In the data that follows, count the lines in which the word "color" occurs, and report that figure alone.

(Entries from a visual dataset)
** start **

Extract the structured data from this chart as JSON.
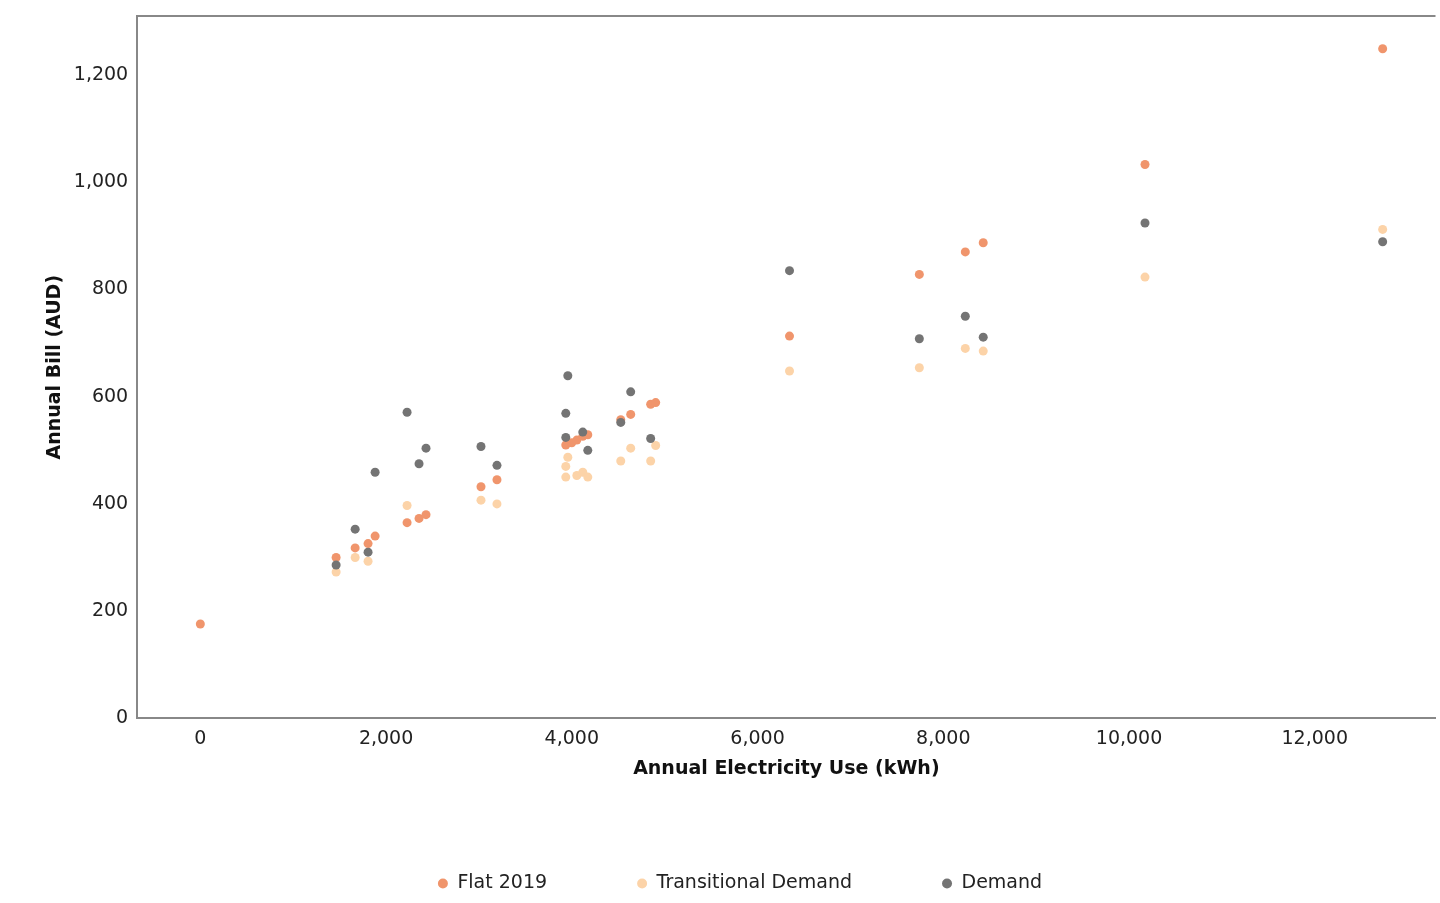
{
  "chart_data": {
    "type": "scatter",
    "xlabel": "Annual Electricity Use (kWh)",
    "ylabel": "Annual Bill (AUD)",
    "xlim": [
      -680,
      13300
    ],
    "ylim": [
      0,
      1310
    ],
    "xticks": [
      {
        "value": 0,
        "label": "0"
      },
      {
        "value": 2000,
        "label": "2,000"
      },
      {
        "value": 4000,
        "label": "4,000"
      },
      {
        "value": 6000,
        "label": "6,000"
      },
      {
        "value": 8000,
        "label": "8,000"
      },
      {
        "value": 10000,
        "label": "10,000"
      },
      {
        "value": 12000,
        "label": "12,000"
      }
    ],
    "yticks": [
      {
        "value": 0,
        "label": "0"
      },
      {
        "value": 200,
        "label": "200"
      },
      {
        "value": 400,
        "label": "400"
      },
      {
        "value": 600,
        "label": "600"
      },
      {
        "value": 800,
        "label": "800"
      },
      {
        "value": 1000,
        "label": "1,000"
      },
      {
        "value": 1200,
        "label": "1,200"
      }
    ],
    "grid": false,
    "legend": "bottom",
    "marker": "circle",
    "series": [
      {
        "name": "Flat 2019",
        "color": "#f0956c",
        "x": [
          0,
          1462,
          1667,
          1806,
          1882,
          2226,
          2355,
          2430,
          3022,
          3194,
          3935,
          3999,
          4054,
          4118,
          4172,
          4527,
          4634,
          4849,
          4903,
          6344,
          7742,
          8237,
          8430,
          10172,
          12731
        ],
        "values": [
          176,
          300,
          318,
          326,
          340,
          365,
          373,
          380,
          432,
          445,
          510,
          514,
          519,
          526,
          529,
          557,
          567,
          586,
          589,
          713,
          828,
          870,
          887,
          1033,
          1249
        ]
      },
      {
        "name": "Transitional Demand",
        "color": "#fcd3a8",
        "x": [
          1462,
          1667,
          1806,
          2226,
          3022,
          3194,
          3935,
          3957,
          3935,
          4054,
          4118,
          4172,
          4527,
          4634,
          4849,
          4903,
          6344,
          7742,
          8237,
          8430,
          10172,
          12731
        ],
        "values": [
          273,
          300,
          293,
          397,
          407,
          400,
          470,
          487,
          450,
          453,
          459,
          450,
          480,
          504,
          480,
          509,
          648,
          654,
          690,
          685,
          823,
          912
        ]
      },
      {
        "name": "Demand",
        "color": "#747474",
        "x": [
          1462,
          1667,
          1806,
          1882,
          2226,
          2355,
          2430,
          3022,
          3194,
          3935,
          3935,
          3957,
          4118,
          4172,
          4527,
          4634,
          4849,
          6344,
          7742,
          8237,
          8430,
          10172,
          12731
        ],
        "values": [
          286,
          353,
          310,
          459,
          571,
          475,
          504,
          507,
          472,
          524,
          569,
          639,
          534,
          500,
          552,
          609,
          522,
          835,
          708,
          750,
          711,
          924,
          889
        ]
      }
    ]
  }
}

** end **

● Correct result:
3